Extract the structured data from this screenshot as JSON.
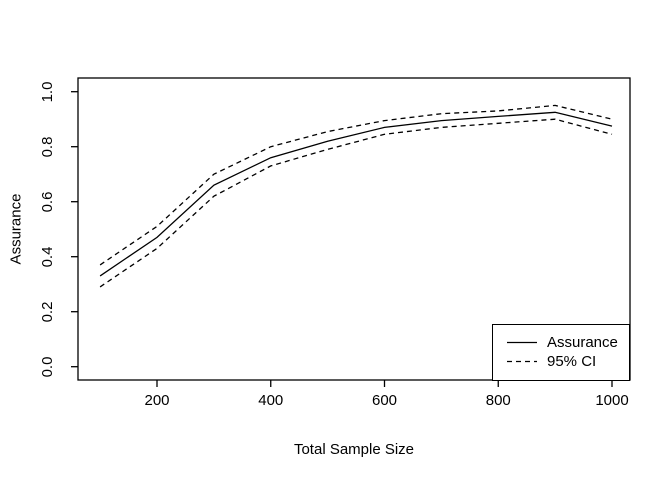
{
  "chart_data": {
    "type": "line",
    "title": "",
    "xlabel": "Total Sample Size",
    "ylabel": "Assurance",
    "x": [
      100,
      200,
      300,
      400,
      500,
      600,
      700,
      800,
      900,
      1000
    ],
    "series": [
      {
        "name": "Assurance",
        "line": "solid",
        "color": "#000000",
        "values": [
          0.33,
          0.47,
          0.66,
          0.76,
          0.82,
          0.87,
          0.895,
          0.91,
          0.925,
          0.875
        ]
      },
      {
        "name": "95% CI upper",
        "line": "dashed",
        "color": "#000000",
        "values": [
          0.37,
          0.51,
          0.7,
          0.8,
          0.855,
          0.895,
          0.92,
          0.93,
          0.95,
          0.9
        ]
      },
      {
        "name": "95% CI lower",
        "line": "dashed",
        "color": "#000000",
        "values": [
          0.29,
          0.43,
          0.62,
          0.73,
          0.79,
          0.845,
          0.87,
          0.885,
          0.9,
          0.845
        ]
      }
    ],
    "x_tick_labels": [
      "200",
      "400",
      "600",
      "800",
      "1000"
    ],
    "x_tick_values": [
      200,
      400,
      600,
      800,
      1000
    ],
    "y_tick_labels": [
      "0.0",
      "0.2",
      "0.4",
      "0.6",
      "0.8",
      "1.0"
    ],
    "y_tick_values": [
      0,
      0.2,
      0.4,
      0.6,
      0.8,
      1.0
    ],
    "xlim": [
      100,
      1000
    ],
    "ylim": [
      0,
      1
    ],
    "grid": false,
    "background": "#ffffff",
    "axis_color": "#000000",
    "legend": {
      "position": "bottomright",
      "entries": [
        {
          "label": "Assurance",
          "line": "solid"
        },
        {
          "label": "95% CI",
          "line": "dashed"
        }
      ]
    }
  }
}
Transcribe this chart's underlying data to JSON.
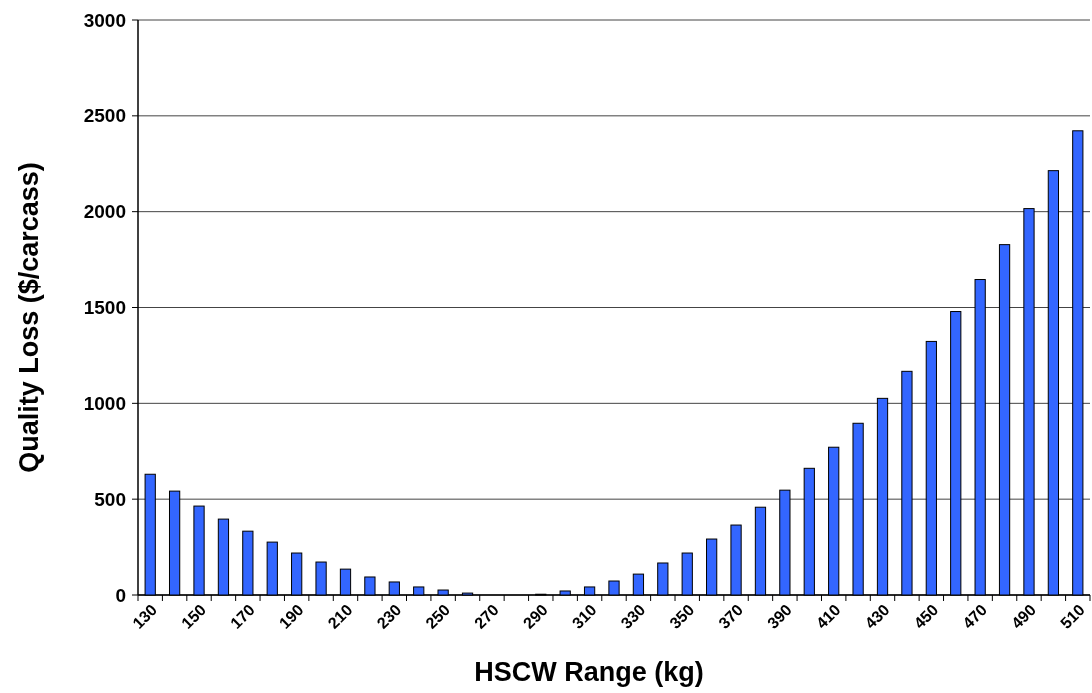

- - - - -

Given request
Which lines of the data include "name"? Copy each of them.

Task result
        "name": "Assurance",
        "name": "95% CI upper",
        "name": "95% CI lower",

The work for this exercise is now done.